▶ Set problem
Every line of the material that follows must be printed again exactly.

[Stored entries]
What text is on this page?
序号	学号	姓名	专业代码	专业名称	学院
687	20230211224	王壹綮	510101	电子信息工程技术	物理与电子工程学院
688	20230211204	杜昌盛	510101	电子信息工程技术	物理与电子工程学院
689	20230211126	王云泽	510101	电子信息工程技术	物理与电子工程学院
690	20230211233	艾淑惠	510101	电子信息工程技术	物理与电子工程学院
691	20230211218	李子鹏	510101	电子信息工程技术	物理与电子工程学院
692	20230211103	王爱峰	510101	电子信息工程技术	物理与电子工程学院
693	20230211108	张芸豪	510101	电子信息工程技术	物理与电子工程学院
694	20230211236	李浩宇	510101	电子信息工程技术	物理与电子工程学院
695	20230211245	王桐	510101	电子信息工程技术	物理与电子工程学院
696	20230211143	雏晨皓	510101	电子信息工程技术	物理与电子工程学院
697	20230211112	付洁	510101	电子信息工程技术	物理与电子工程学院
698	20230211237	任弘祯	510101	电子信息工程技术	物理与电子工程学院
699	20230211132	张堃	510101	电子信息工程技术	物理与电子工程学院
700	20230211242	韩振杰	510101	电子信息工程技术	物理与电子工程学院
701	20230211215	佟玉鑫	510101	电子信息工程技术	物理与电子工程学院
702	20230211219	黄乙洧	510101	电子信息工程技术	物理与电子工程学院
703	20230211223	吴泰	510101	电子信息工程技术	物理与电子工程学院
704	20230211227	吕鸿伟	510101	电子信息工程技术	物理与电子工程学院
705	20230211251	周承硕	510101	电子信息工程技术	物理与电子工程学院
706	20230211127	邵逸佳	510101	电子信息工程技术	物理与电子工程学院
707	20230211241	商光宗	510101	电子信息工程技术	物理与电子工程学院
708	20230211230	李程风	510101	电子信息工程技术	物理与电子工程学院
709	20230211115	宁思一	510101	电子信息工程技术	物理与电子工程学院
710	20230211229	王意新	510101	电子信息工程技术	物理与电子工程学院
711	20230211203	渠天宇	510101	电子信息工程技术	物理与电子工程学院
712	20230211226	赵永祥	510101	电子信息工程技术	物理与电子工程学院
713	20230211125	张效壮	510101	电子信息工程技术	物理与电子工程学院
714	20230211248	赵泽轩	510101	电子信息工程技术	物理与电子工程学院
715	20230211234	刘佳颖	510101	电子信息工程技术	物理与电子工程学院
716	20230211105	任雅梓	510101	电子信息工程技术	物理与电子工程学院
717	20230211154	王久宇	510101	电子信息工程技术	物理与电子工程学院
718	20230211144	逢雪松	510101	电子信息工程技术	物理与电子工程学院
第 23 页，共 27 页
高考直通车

▶ Reply
What text is on this page?
序号	学号	姓名	专业代码	专业名称	学院
687	20230211224	王壹綮	510101	电子信息工程技术	物理与电子工程学院
688	20230211204	杜昌盛	510101	电子信息工程技术	物理与电子工程学院
689	20230211126	王云泽	510101	电子信息工程技术	物理与电子工程学院
690	20230211233	艾淑惠	510101	电子信息工程技术	物理与电子工程学院
691	20230211218	李子鹏	510101	电子信息工程技术	物理与电子工程学院
692	20230211103	王爱峰	510101	电子信息工程技术	物理与电子工程学院
693	20230211108	张芸豪	510101	电子信息工程技术	物理与电子工程学院
694	20230211236	李浩宇	510101	电子信息工程技术	物理与电子工程学院
695	20230211245	王桐	510101	电子信息工程技术	物理与电子工程学院
696	20230211143	雏晨皓	510101	电子信息工程技术	物理与电子工程学院
697	20230211112	付洁	510101	电子信息工程技术	物理与电子工程学院
698	20230211237	任弘祯	510101	电子信息工程技术	物理与电子工程学院
699	20230211132	张堃	510101	电子信息工程技术	物理与电子工程学院
700	20230211242	韩振杰	510101	电子信息工程技术	物理与电子工程学院
701	20230211215	佟玉鑫	510101	电子信息工程技术	物理与电子工程学院
702	20230211219	黄乙洧	510101	电子信息工程技术	物理与电子工程学院
703	20230211223	吴泰	510101	电子信息工程技术	物理与电子工程学院
704	20230211227	吕鸿伟	510101	电子信息工程技术	物理与电子工程学院
705	20230211251	周承硕	510101	电子信息工程技术	物理与电子工程学院
706	20230211127	邵逸佳	510101	电子信息工程技术	物理与电子工程学院
707	20230211241	商光宗	510101	电子信息工程技术	物理与电子工程学院
708	20230211230	李程风	510101	电子信息工程技术	物理与电子工程学院
709	20230211115	宁思一	510101	电子信息工程技术	物理与电子工程学院
710	20230211229	王意新	510101	电子信息工程技术	物理与电子工程学院
711	20230211203	渠天宇	510101	电子信息工程技术	物理与电子工程学院
712	20230211226	赵永祥	510101	电子信息工程技术	物理与电子工程学院
713	20230211125	张效壮	510101	电子信息工程技术	物理与电子工程学院
714	20230211248	赵泽轩	510101	电子信息工程技术	物理与电子工程学院
715	20230211234	刘佳颖	510101	电子信息工程技术	物理与电子工程学院
716	20230211105	任雅梓	510101	电子信息工程技术	物理与电子工程学院
717	20230211154	王久宇	510101	电子信息工程技术	物理与电子工程学院
718	20230211144	逢雪松	510101	电子信息工程技术	物理与电子工程学院
第 23 页，共 27 页
高考直通车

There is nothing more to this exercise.